→ Directions for this task
Below is the data. Give it again, complete and exact.
--*--
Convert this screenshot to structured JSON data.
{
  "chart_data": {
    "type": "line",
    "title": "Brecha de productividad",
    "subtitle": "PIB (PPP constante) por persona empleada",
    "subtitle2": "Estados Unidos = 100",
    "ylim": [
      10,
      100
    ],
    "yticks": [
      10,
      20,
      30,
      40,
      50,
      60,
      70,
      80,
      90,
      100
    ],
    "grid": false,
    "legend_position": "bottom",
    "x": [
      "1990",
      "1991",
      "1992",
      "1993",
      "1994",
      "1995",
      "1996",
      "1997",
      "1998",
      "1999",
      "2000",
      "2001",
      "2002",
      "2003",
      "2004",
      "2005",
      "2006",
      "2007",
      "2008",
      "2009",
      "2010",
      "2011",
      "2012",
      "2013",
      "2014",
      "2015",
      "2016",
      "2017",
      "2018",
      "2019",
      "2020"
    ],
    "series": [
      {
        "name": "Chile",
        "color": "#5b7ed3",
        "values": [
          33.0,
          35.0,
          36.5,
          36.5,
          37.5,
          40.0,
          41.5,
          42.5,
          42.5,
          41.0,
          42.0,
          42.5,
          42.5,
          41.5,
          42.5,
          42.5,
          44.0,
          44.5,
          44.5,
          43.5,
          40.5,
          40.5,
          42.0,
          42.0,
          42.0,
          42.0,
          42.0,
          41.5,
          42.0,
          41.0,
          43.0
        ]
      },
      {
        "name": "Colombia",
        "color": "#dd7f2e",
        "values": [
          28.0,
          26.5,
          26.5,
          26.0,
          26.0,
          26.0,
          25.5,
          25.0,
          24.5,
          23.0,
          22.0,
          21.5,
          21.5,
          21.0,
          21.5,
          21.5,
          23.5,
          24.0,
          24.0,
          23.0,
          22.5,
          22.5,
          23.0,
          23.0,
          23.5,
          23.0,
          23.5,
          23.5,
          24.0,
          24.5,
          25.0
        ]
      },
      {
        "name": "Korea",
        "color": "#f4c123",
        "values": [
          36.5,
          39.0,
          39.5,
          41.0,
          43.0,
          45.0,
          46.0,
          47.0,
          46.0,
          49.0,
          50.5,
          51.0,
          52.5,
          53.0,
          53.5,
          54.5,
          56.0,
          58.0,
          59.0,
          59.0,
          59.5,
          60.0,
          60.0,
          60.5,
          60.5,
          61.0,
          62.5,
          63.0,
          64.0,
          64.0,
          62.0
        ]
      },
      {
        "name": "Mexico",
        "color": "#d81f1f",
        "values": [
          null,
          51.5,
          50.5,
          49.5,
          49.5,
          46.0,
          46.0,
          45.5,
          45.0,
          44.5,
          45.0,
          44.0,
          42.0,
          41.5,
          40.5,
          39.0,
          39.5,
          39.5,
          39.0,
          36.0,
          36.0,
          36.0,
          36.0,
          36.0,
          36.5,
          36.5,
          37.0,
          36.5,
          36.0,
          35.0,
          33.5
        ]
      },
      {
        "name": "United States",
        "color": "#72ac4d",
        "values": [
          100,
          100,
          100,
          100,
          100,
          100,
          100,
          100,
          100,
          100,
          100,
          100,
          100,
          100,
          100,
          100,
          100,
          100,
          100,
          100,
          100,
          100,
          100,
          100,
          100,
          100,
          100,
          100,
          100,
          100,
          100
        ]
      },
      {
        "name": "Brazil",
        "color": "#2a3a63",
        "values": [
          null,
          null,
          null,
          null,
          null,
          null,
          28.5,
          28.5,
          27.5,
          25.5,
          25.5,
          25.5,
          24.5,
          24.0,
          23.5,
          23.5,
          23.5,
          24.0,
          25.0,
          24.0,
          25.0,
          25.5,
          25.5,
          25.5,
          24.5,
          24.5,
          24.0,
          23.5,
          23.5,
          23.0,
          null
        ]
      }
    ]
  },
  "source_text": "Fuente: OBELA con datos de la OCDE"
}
--*--
→ Solution for this exercise
Convert this screenshot to structured JSON data.
{
  "chart_data": {
    "type": "line",
    "title": "Brecha de productividad",
    "subtitle": "PIB (PPP constante) por persona empleada",
    "subtitle2": "Estados Unidos = 100",
    "ylim": [
      10,
      100
    ],
    "yticks": [
      10,
      20,
      30,
      40,
      50,
      60,
      70,
      80,
      90,
      100
    ],
    "grid": false,
    "legend_position": "bottom",
    "x": [
      "1990",
      "1991",
      "1992",
      "1993",
      "1994",
      "1995",
      "1996",
      "1997",
      "1998",
      "1999",
      "2000",
      "2001",
      "2002",
      "2003",
      "2004",
      "2005",
      "2006",
      "2007",
      "2008",
      "2009",
      "2010",
      "2011",
      "2012",
      "2013",
      "2014",
      "2015",
      "2016",
      "2017",
      "2018",
      "2019",
      "2020"
    ],
    "series": [
      {
        "name": "Chile",
        "color": "#5b7ed3",
        "values": [
          33.0,
          35.0,
          36.5,
          36.5,
          37.5,
          40.0,
          41.5,
          42.5,
          42.5,
          41.0,
          42.0,
          42.5,
          42.5,
          41.5,
          42.5,
          42.5,
          44.0,
          44.5,
          44.5,
          43.5,
          40.5,
          40.5,
          42.0,
          42.0,
          42.0,
          42.0,
          42.0,
          41.5,
          42.0,
          41.0,
          43.0
        ]
      },
      {
        "name": "Colombia",
        "color": "#dd7f2e",
        "values": [
          28.0,
          26.5,
          26.5,
          26.0,
          26.0,
          26.0,
          25.5,
          25.0,
          24.5,
          23.0,
          22.0,
          21.5,
          21.5,
          21.0,
          21.5,
          21.5,
          23.5,
          24.0,
          24.0,
          23.0,
          22.5,
          22.5,
          23.0,
          23.0,
          23.5,
          23.0,
          23.5,
          23.5,
          24.0,
          24.5,
          25.0
        ]
      },
      {
        "name": "Korea",
        "color": "#f4c123",
        "values": [
          36.5,
          39.0,
          39.5,
          41.0,
          43.0,
          45.0,
          46.0,
          47.0,
          46.0,
          49.0,
          50.5,
          51.0,
          52.5,
          53.0,
          53.5,
          54.5,
          56.0,
          58.0,
          59.0,
          59.0,
          59.5,
          60.0,
          60.0,
          60.5,
          60.5,
          61.0,
          62.5,
          63.0,
          64.0,
          64.0,
          62.0
        ]
      },
      {
        "name": "Mexico",
        "color": "#d81f1f",
        "values": [
          null,
          51.5,
          50.5,
          49.5,
          49.5,
          46.0,
          46.0,
          45.5,
          45.0,
          44.5,
          45.0,
          44.0,
          42.0,
          41.5,
          40.5,
          39.0,
          39.5,
          39.5,
          39.0,
          36.0,
          36.0,
          36.0,
          36.0,
          36.0,
          36.5,
          36.5,
          37.0,
          36.5,
          36.0,
          35.0,
          33.5
        ]
      },
      {
        "name": "United States",
        "color": "#72ac4d",
        "values": [
          100,
          100,
          100,
          100,
          100,
          100,
          100,
          100,
          100,
          100,
          100,
          100,
          100,
          100,
          100,
          100,
          100,
          100,
          100,
          100,
          100,
          100,
          100,
          100,
          100,
          100,
          100,
          100,
          100,
          100,
          100
        ]
      },
      {
        "name": "Brazil",
        "color": "#2a3a63",
        "values": [
          null,
          null,
          null,
          null,
          null,
          null,
          28.5,
          28.5,
          27.5,
          25.5,
          25.5,
          25.5,
          24.5,
          24.0,
          23.5,
          23.5,
          23.5,
          24.0,
          25.0,
          24.0,
          25.0,
          25.5,
          25.5,
          25.5,
          24.5,
          24.5,
          24.0,
          23.5,
          23.5,
          23.0,
          null
        ]
      }
    ]
  },
  "source_text": "Fuente: OBELA con datos de la OCDE"
}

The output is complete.